**Given problem**
Write out the material exactly, with the pictures left out.

**The input**
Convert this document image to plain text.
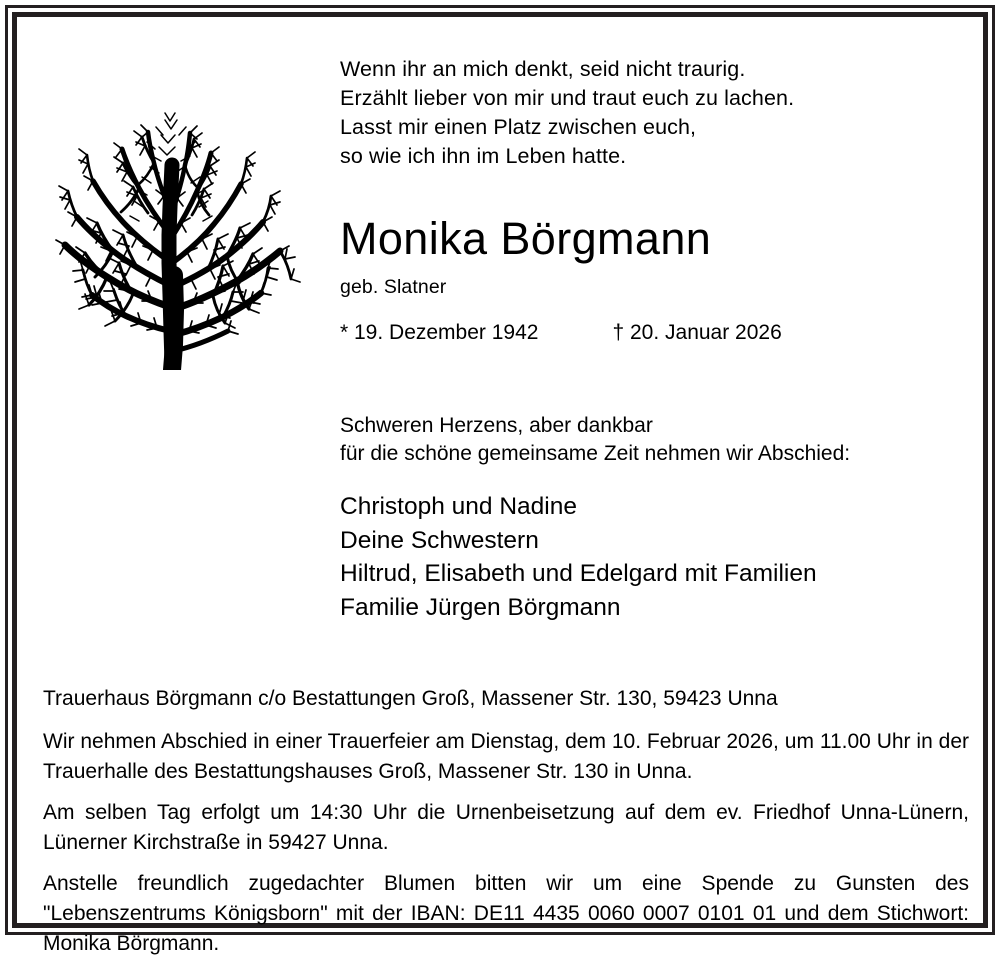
Wenn ihr an mich denkt, seid nicht traurig.
Erzählt lieber von mir und traut euch zu lachen.
Lasst mir einen Platz zwischen euch,
so wie ich ihn im Leben hatte.
Monika Börgmann
geb. Slatner
* 19. Dezember 1942	† 20. Januar 2026
Schweren Herzens, aber dankbar
für die schöne gemeinsame Zeit nehmen wir Abschied:
Christoph und Nadine
Deine Schwestern
Hiltrud, Elisabeth und Edelgard mit Familien
Familie Jürgen Börgmann
Trauerhaus Börgmann c/o Bestattungen Groß, Massener Str. 130, 59423 Unna
Wir nehmen Abschied in einer Trauerfeier am Dienstag, dem 10. Februar 2026, um 11.00 Uhr in der Trauerhalle des Bestattungshauses Groß, Massener Str. 130 in Unna.
Am selben Tag erfolgt um 14:30 Uhr die Urnenbeisetzung auf dem ev. Friedhof Unna-Lünern, Lünerner Kirchstraße in 59427 Unna.
Anstelle freundlich zugedachter Blumen bitten wir um eine Spende zu Gunsten des "Lebenszentrums Königsborn" mit der IBAN: DE11 4435 0060 0007 0101 01 und dem Stichwort: Monika Börgmann.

**Answer**
Convert this document image to plain text.
Wenn ihr an mich denkt, seid nicht traurig.
Erzählt lieber von mir und traut euch zu lachen.
Lasst mir einen Platz zwischen euch,
so wie ich ihn im Leben hatte.
Monika Börgmann
geb. Slatner
* 19. Dezember 1942	† 20. Januar 2026
Schweren Herzens, aber dankbar
für die schöne gemeinsame Zeit nehmen wir Abschied:
Christoph und Nadine
Deine Schwestern
Hiltrud, Elisabeth und Edelgard mit Familien
Familie Jürgen Börgmann
Trauerhaus Börgmann c/o Bestattungen Groß, Massener Str. 130, 59423 Unna
Wir nehmen Abschied in einer Trauerfeier am Dienstag, dem 10. Februar 2026, um 11.00 Uhr in der Trauerhalle des Bestattungshauses Groß, Massener Str. 130 in Unna.
Am selben Tag erfolgt um 14:30 Uhr die Urnenbeisetzung auf dem ev. Friedhof Unna-Lünern, Lünerner Kirchstraße in 59427 Unna.
Anstelle freundlich zugedachter Blumen bitten wir um eine Spende zu Gunsten des "Lebenszentrums Königsborn" mit der IBAN: DE11 4435 0060 0007 0101 01 und dem Stichwort: Monika Börgmann.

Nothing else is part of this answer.